= REQUIRED TASK =
Scan the data for "Product" and copy the lines it appears in.

= EXTRACTED INFORMATION =
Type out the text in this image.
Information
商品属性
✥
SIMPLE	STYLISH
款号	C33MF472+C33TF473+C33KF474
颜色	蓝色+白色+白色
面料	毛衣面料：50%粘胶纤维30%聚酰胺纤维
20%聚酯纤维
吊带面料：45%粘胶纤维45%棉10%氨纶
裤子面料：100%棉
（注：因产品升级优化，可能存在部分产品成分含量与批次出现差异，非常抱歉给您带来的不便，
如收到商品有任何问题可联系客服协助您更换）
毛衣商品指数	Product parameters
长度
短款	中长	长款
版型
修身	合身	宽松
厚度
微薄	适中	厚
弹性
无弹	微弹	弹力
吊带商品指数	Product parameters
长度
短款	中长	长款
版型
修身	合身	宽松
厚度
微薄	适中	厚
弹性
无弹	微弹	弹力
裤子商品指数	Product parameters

= ANSWER TO THIS TASK =
毛衣商品指数	Product parameters
吊带商品指数	Product parameters
裤子商品指数	Product parameters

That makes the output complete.